[START OF Records for this task]
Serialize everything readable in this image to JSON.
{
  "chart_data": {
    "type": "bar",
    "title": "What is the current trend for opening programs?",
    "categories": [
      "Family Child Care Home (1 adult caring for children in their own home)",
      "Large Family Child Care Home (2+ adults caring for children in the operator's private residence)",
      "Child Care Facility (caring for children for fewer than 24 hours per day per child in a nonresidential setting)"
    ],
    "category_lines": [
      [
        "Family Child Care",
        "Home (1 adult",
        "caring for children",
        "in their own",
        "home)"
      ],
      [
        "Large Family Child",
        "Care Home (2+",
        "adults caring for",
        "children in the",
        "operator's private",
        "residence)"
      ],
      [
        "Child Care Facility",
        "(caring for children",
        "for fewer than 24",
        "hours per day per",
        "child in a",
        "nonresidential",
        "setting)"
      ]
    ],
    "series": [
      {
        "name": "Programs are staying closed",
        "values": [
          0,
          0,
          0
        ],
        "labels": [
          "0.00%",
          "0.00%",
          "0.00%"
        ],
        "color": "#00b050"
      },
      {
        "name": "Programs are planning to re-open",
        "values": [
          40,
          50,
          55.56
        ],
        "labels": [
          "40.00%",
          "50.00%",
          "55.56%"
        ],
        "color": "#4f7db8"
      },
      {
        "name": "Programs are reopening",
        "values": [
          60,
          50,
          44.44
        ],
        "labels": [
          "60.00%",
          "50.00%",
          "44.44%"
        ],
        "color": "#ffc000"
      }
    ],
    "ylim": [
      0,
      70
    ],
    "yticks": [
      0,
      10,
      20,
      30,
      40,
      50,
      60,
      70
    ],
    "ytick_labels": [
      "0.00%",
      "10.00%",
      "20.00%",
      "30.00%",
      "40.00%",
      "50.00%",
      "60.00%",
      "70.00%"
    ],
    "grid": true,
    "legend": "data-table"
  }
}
[END OF Records for this task]
# Short exercise
Of all the lines in the listing above, how many include "name"? Write only the number.

# Response to this exercise
3